Exercise description:
Collect each line of the records containing the string "естественное".

Task inputs:
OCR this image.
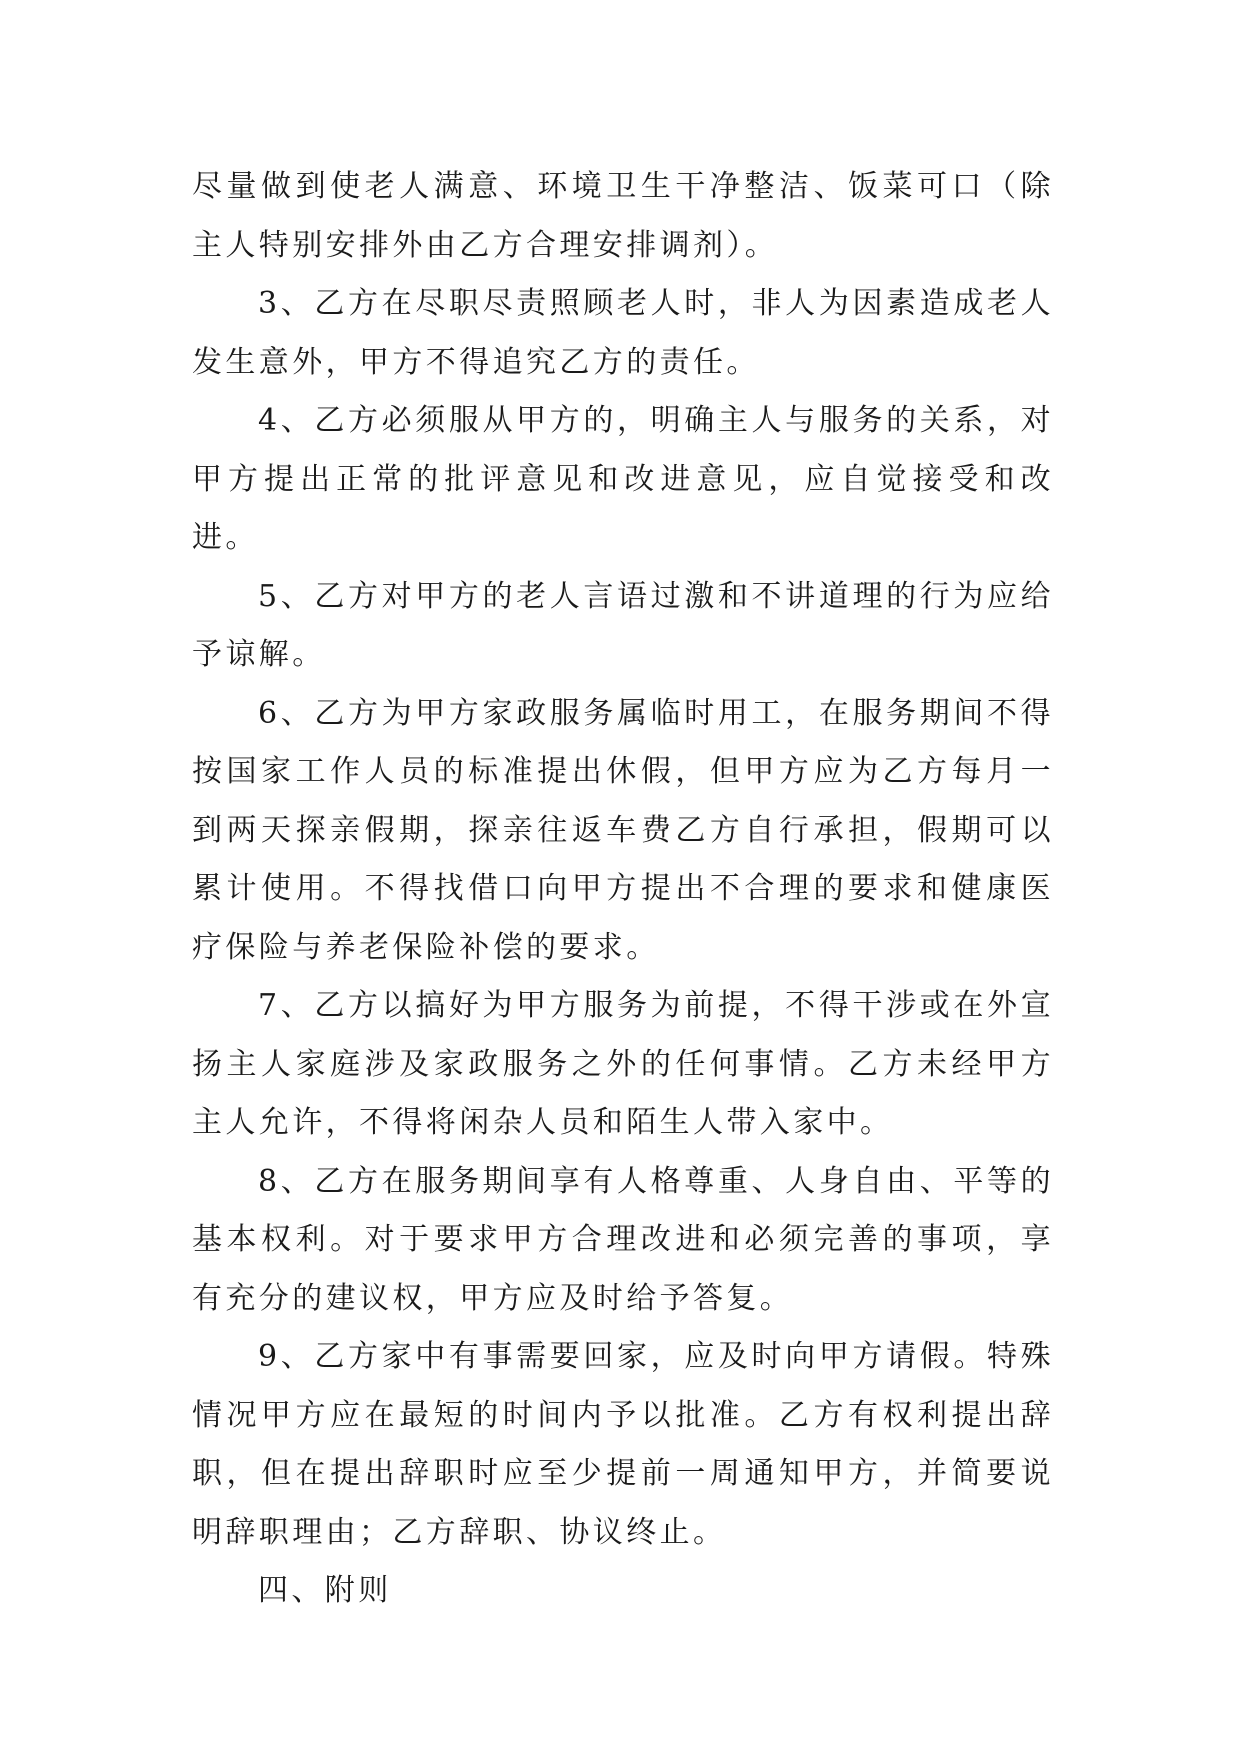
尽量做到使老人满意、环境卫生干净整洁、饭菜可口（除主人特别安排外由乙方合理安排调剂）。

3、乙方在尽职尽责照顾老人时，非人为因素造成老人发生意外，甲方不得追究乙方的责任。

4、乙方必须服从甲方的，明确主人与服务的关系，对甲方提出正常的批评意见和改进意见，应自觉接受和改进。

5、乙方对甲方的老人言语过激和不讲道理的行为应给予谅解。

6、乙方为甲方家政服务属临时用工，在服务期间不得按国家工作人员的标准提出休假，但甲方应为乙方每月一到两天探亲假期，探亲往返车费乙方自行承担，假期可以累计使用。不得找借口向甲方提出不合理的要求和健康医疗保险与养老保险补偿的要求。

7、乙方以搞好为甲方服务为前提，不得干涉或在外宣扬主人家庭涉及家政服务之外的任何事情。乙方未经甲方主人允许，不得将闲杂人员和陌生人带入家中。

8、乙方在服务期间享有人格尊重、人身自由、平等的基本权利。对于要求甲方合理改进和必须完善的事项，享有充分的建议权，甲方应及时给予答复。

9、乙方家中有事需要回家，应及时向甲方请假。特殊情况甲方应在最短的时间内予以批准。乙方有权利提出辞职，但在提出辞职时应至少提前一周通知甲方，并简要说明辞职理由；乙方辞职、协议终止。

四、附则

--

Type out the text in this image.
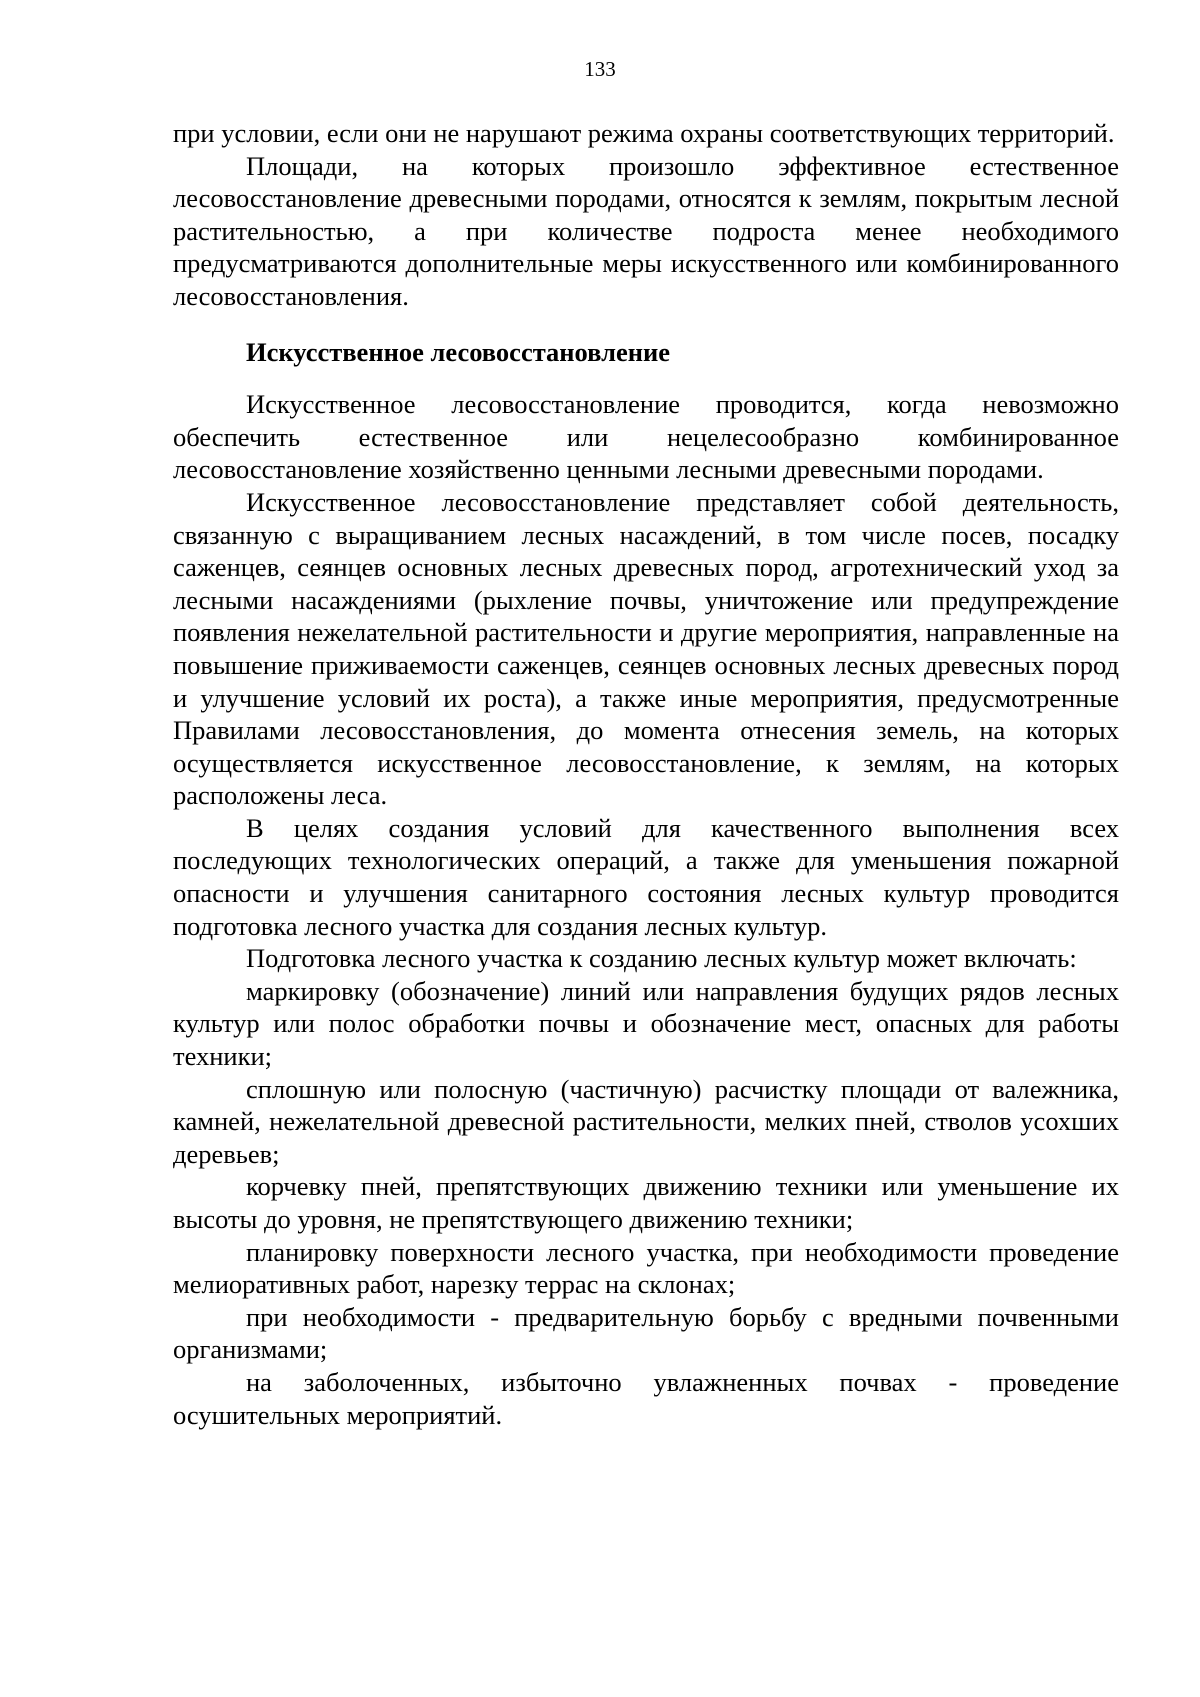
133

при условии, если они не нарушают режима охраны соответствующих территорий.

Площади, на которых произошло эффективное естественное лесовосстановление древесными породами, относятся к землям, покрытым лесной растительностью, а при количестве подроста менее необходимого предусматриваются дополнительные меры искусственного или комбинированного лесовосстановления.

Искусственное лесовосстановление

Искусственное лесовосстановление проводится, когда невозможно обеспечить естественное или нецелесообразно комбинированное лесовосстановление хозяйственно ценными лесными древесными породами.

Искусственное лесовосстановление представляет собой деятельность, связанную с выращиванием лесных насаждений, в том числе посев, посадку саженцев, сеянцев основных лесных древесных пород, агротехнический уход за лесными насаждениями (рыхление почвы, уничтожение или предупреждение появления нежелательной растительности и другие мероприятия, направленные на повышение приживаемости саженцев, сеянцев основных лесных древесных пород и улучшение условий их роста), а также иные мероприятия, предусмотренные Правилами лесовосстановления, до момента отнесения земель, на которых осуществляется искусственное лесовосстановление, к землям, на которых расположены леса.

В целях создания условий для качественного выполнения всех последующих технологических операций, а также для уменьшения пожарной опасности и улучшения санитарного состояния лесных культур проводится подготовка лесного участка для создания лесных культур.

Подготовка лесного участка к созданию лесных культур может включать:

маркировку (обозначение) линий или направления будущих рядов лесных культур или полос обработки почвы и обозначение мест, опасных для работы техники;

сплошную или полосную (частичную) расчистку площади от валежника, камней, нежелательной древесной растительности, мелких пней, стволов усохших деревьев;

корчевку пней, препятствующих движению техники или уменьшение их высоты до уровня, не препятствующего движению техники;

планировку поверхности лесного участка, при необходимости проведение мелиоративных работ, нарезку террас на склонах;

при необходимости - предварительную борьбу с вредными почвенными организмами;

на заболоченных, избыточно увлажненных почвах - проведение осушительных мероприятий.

Reply:
Площади, на которых произошло эффективное естественное лесовосстановление древесными породами, относятся к землям, покрытым лесной растительностью, а при количестве подроста менее необходимого предусматриваются дополнительные меры искусственного или комбинированного лесовосстановления.
Искусственное лесовосстановление проводится, когда невозможно обеспечить естественное или нецелесообразно комбинированное лесовосстановление хозяйственно ценными лесными древесными породами.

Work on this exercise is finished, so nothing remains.